:: Record excerpts ::

◇ ◇ ◇

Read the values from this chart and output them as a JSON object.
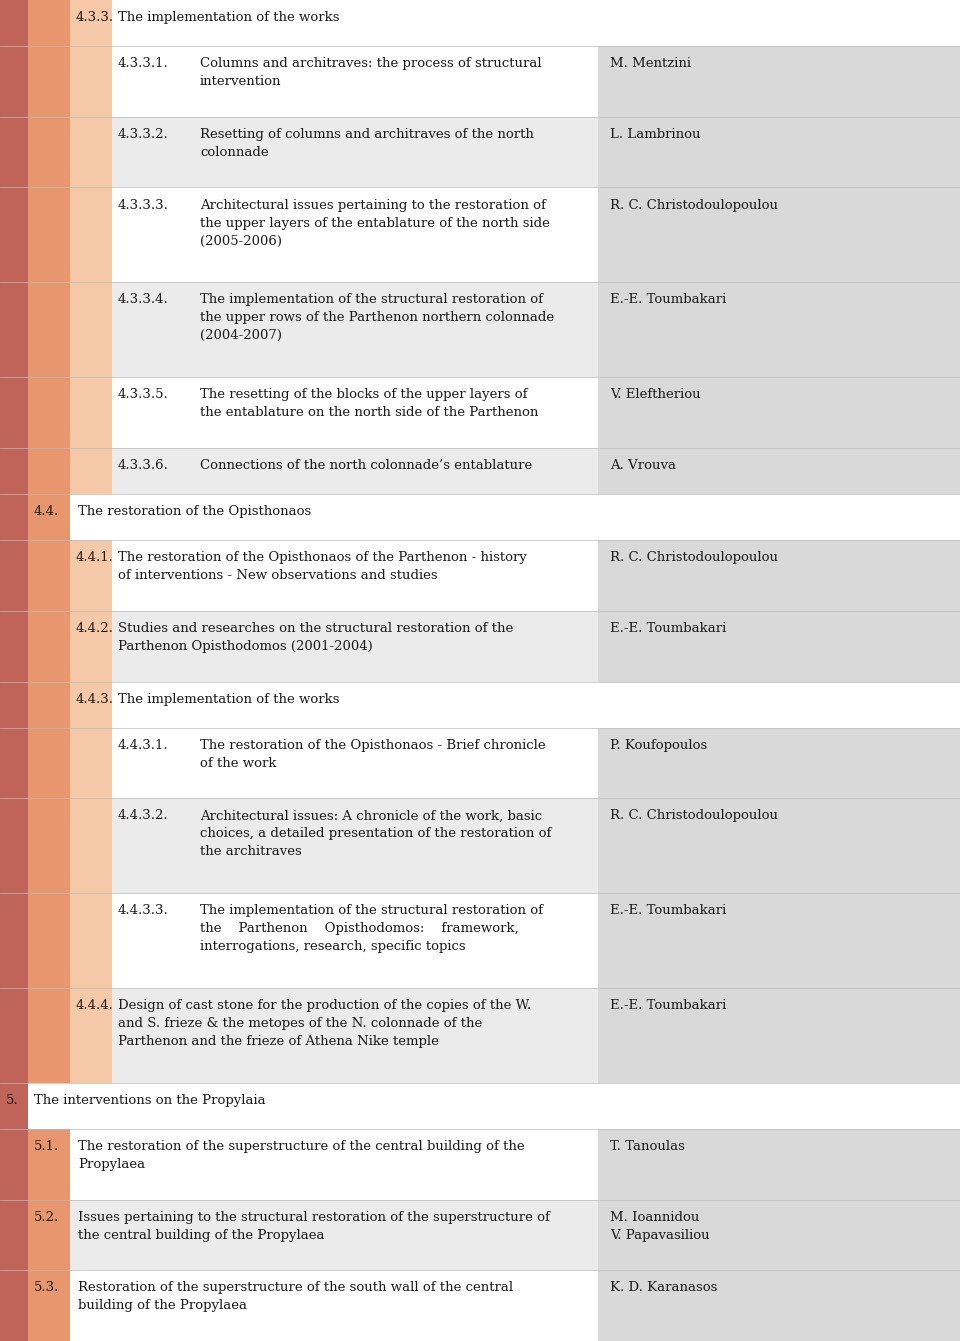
{
  "bg_color": "#ffffff",
  "col1_color": "#c0645a",
  "col2_color": "#e8966e",
  "col3_color": "#f5c9a8",
  "author_bg": "#d9d9d9",
  "light_gray": "#ebebeb",
  "rows": [
    {
      "level": 2,
      "num": "4.3.3.",
      "text": "The implementation of the works",
      "author": "",
      "has_author_bg": false,
      "row_bg": "#ffffff",
      "nlines": 1
    },
    {
      "level": 3,
      "num": "4.3.3.1.",
      "text": "Columns and architraves: the process of structural\nintervention",
      "author": "M. Mentzini",
      "has_author_bg": true,
      "row_bg": "#ffffff",
      "nlines": 2
    },
    {
      "level": 3,
      "num": "4.3.3.2.",
      "text": "Resetting of columns and architraves of the north\ncolonnade",
      "author": "L. Lambrinou",
      "has_author_bg": true,
      "row_bg": "#ebebeb",
      "nlines": 2
    },
    {
      "level": 3,
      "num": "4.3.3.3.",
      "text": "Architectural issues pertaining to the restoration of\nthe upper layers of the entablature of the north side\n(2005-2006)",
      "author": "R. C. Christodoulopoulou",
      "has_author_bg": true,
      "row_bg": "#ffffff",
      "nlines": 3
    },
    {
      "level": 3,
      "num": "4.3.3.4.",
      "text": "The implementation of the structural restoration of\nthe upper rows of the Parthenon northern colonnade\n(2004-2007)",
      "author": "E.-E. Toumbakari",
      "has_author_bg": true,
      "row_bg": "#ebebeb",
      "nlines": 3
    },
    {
      "level": 3,
      "num": "4.3.3.5.",
      "text": "The resetting of the blocks of the upper layers of\nthe entablature on the north side of the Parthenon",
      "author": "V. Eleftheriou",
      "has_author_bg": true,
      "row_bg": "#ffffff",
      "nlines": 2
    },
    {
      "level": 3,
      "num": "4.3.3.6.",
      "text": "Connections of the north colonnade’s entablature",
      "author": "A. Vrouva",
      "has_author_bg": true,
      "row_bg": "#ebebeb",
      "nlines": 1
    },
    {
      "level": 1,
      "num": "4.4.",
      "text": "The restoration of the Opisthonaos",
      "author": "",
      "has_author_bg": false,
      "row_bg": "#ffffff",
      "nlines": 1
    },
    {
      "level": 2,
      "num": "4.4.1.",
      "text": "The restoration of the Opisthonaos of the Parthenon - history\nof interventions - New observations and studies",
      "author": "R. C. Christodoulopoulou",
      "has_author_bg": true,
      "row_bg": "#ffffff",
      "nlines": 2
    },
    {
      "level": 2,
      "num": "4.4.2.",
      "text": "Studies and researches on the structural restoration of the\nParthenon Opisthodomos (2001-2004)",
      "author": "E.-E. Toumbakari",
      "has_author_bg": true,
      "row_bg": "#ebebeb",
      "nlines": 2
    },
    {
      "level": 2,
      "num": "4.4.3.",
      "text": "The implementation of the works",
      "author": "",
      "has_author_bg": false,
      "row_bg": "#ffffff",
      "nlines": 1
    },
    {
      "level": 3,
      "num": "4.4.3.1.",
      "text": "The restoration of the Opisthonaos - Brief chronicle\nof the work",
      "author": "P. Koufopoulos",
      "has_author_bg": true,
      "row_bg": "#ffffff",
      "nlines": 2
    },
    {
      "level": 3,
      "num": "4.4.3.2.",
      "text": "Architectural issues: A chronicle of the work, basic\nchoices, a detailed presentation of the restoration of\nthe architraves",
      "author": "R. C. Christodoulopoulou",
      "has_author_bg": true,
      "row_bg": "#ebebeb",
      "nlines": 3
    },
    {
      "level": 3,
      "num": "4.4.3.3.",
      "text": "The implementation of the structural restoration of\nthe    Parthenon    Opisthodomos:    framework,\ninterrogations, research, specific topics",
      "author": "E.-E. Toumbakari",
      "has_author_bg": true,
      "row_bg": "#ffffff",
      "nlines": 3
    },
    {
      "level": 2,
      "num": "4.4.4.",
      "text": "Design of cast stone for the production of the copies of the W.\nand S. frieze & the metopes of the N. colonnade of the\nParthenon and the frieze of Athena Nike temple",
      "author": "E.-E. Toumbakari",
      "has_author_bg": true,
      "row_bg": "#ebebeb",
      "nlines": 3
    },
    {
      "level": 0,
      "num": "5.",
      "text": "The interventions on the Propylaia",
      "author": "",
      "has_author_bg": false,
      "row_bg": "#ffffff",
      "nlines": 1
    },
    {
      "level": 1,
      "num": "5.1.",
      "text": "The restoration of the superstructure of the central building of the\nPropylaea",
      "author": "T. Tanoulas",
      "has_author_bg": true,
      "row_bg": "#ffffff",
      "nlines": 2
    },
    {
      "level": 1,
      "num": "5.2.",
      "text": "Issues pertaining to the structural restoration of the superstructure of\nthe central building of the Propylaea",
      "author": "M. Ioannidou\nV. Papavasiliou",
      "has_author_bg": true,
      "row_bg": "#ebebeb",
      "nlines": 2
    },
    {
      "level": 1,
      "num": "5.3.",
      "text": "Restoration of the superstructure of the south wall of the central\nbuilding of the Propylaea",
      "author": "K. D. Karanasos",
      "has_author_bg": true,
      "row_bg": "#ffffff",
      "nlines": 2
    }
  ]
}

◇ ◇ ◇

:: Task instructions ::
Transcribe all of the records above character for character. Exclude the pictures.

:: Solution to the exercise ::
Read the values from this chart and output them as a JSON object.
{
  "bg_color": "#ffffff",
  "col1_color": "#c0645a",
  "col2_color": "#e8966e",
  "col3_color": "#f5c9a8",
  "author_bg": "#d9d9d9",
  "light_gray": "#ebebeb",
  "rows": [
    {
      "level": 2,
      "num": "4.3.3.",
      "text": "The implementation of the works",
      "author": "",
      "has_author_bg": false,
      "row_bg": "#ffffff",
      "nlines": 1
    },
    {
      "level": 3,
      "num": "4.3.3.1.",
      "text": "Columns and architraves: the process of structural\nintervention",
      "author": "M. Mentzini",
      "has_author_bg": true,
      "row_bg": "#ffffff",
      "nlines": 2
    },
    {
      "level": 3,
      "num": "4.3.3.2.",
      "text": "Resetting of columns and architraves of the north\ncolonnade",
      "author": "L. Lambrinou",
      "has_author_bg": true,
      "row_bg": "#ebebeb",
      "nlines": 2
    },
    {
      "level": 3,
      "num": "4.3.3.3.",
      "text": "Architectural issues pertaining to the restoration of\nthe upper layers of the entablature of the north side\n(2005-2006)",
      "author": "R. C. Christodoulopoulou",
      "has_author_bg": true,
      "row_bg": "#ffffff",
      "nlines": 3
    },
    {
      "level": 3,
      "num": "4.3.3.4.",
      "text": "The implementation of the structural restoration of\nthe upper rows of the Parthenon northern colonnade\n(2004-2007)",
      "author": "E.-E. Toumbakari",
      "has_author_bg": true,
      "row_bg": "#ebebeb",
      "nlines": 3
    },
    {
      "level": 3,
      "num": "4.3.3.5.",
      "text": "The resetting of the blocks of the upper layers of\nthe entablature on the north side of the Parthenon",
      "author": "V. Eleftheriou",
      "has_author_bg": true,
      "row_bg": "#ffffff",
      "nlines": 2
    },
    {
      "level": 3,
      "num": "4.3.3.6.",
      "text": "Connections of the north colonnade’s entablature",
      "author": "A. Vrouva",
      "has_author_bg": true,
      "row_bg": "#ebebeb",
      "nlines": 1
    },
    {
      "level": 1,
      "num": "4.4.",
      "text": "The restoration of the Opisthonaos",
      "author": "",
      "has_author_bg": false,
      "row_bg": "#ffffff",
      "nlines": 1
    },
    {
      "level": 2,
      "num": "4.4.1.",
      "text": "The restoration of the Opisthonaos of the Parthenon - history\nof interventions - New observations and studies",
      "author": "R. C. Christodoulopoulou",
      "has_author_bg": true,
      "row_bg": "#ffffff",
      "nlines": 2
    },
    {
      "level": 2,
      "num": "4.4.2.",
      "text": "Studies and researches on the structural restoration of the\nParthenon Opisthodomos (2001-2004)",
      "author": "E.-E. Toumbakari",
      "has_author_bg": true,
      "row_bg": "#ebebeb",
      "nlines": 2
    },
    {
      "level": 2,
      "num": "4.4.3.",
      "text": "The implementation of the works",
      "author": "",
      "has_author_bg": false,
      "row_bg": "#ffffff",
      "nlines": 1
    },
    {
      "level": 3,
      "num": "4.4.3.1.",
      "text": "The restoration of the Opisthonaos - Brief chronicle\nof the work",
      "author": "P. Koufopoulos",
      "has_author_bg": true,
      "row_bg": "#ffffff",
      "nlines": 2
    },
    {
      "level": 3,
      "num": "4.4.3.2.",
      "text": "Architectural issues: A chronicle of the work, basic\nchoices, a detailed presentation of the restoration of\nthe architraves",
      "author": "R. C. Christodoulopoulou",
      "has_author_bg": true,
      "row_bg": "#ebebeb",
      "nlines": 3
    },
    {
      "level": 3,
      "num": "4.4.3.3.",
      "text": "The implementation of the structural restoration of\nthe    Parthenon    Opisthodomos:    framework,\ninterrogations, research, specific topics",
      "author": "E.-E. Toumbakari",
      "has_author_bg": true,
      "row_bg": "#ffffff",
      "nlines": 3
    },
    {
      "level": 2,
      "num": "4.4.4.",
      "text": "Design of cast stone for the production of the copies of the W.\nand S. frieze & the metopes of the N. colonnade of the\nParthenon and the frieze of Athena Nike temple",
      "author": "E.-E. Toumbakari",
      "has_author_bg": true,
      "row_bg": "#ebebeb",
      "nlines": 3
    },
    {
      "level": 0,
      "num": "5.",
      "text": "The interventions on the Propylaia",
      "author": "",
      "has_author_bg": false,
      "row_bg": "#ffffff",
      "nlines": 1
    },
    {
      "level": 1,
      "num": "5.1.",
      "text": "The restoration of the superstructure of the central building of the\nPropylaea",
      "author": "T. Tanoulas",
      "has_author_bg": true,
      "row_bg": "#ffffff",
      "nlines": 2
    },
    {
      "level": 1,
      "num": "5.2.",
      "text": "Issues pertaining to the structural restoration of the superstructure of\nthe central building of the Propylaea",
      "author": "M. Ioannidou\nV. Papavasiliou",
      "has_author_bg": true,
      "row_bg": "#ebebeb",
      "nlines": 2
    },
    {
      "level": 1,
      "num": "5.3.",
      "text": "Restoration of the superstructure of the south wall of the central\nbuilding of the Propylaea",
      "author": "K. D. Karanasos",
      "has_author_bg": true,
      "row_bg": "#ffffff",
      "nlines": 2
    }
  ]
}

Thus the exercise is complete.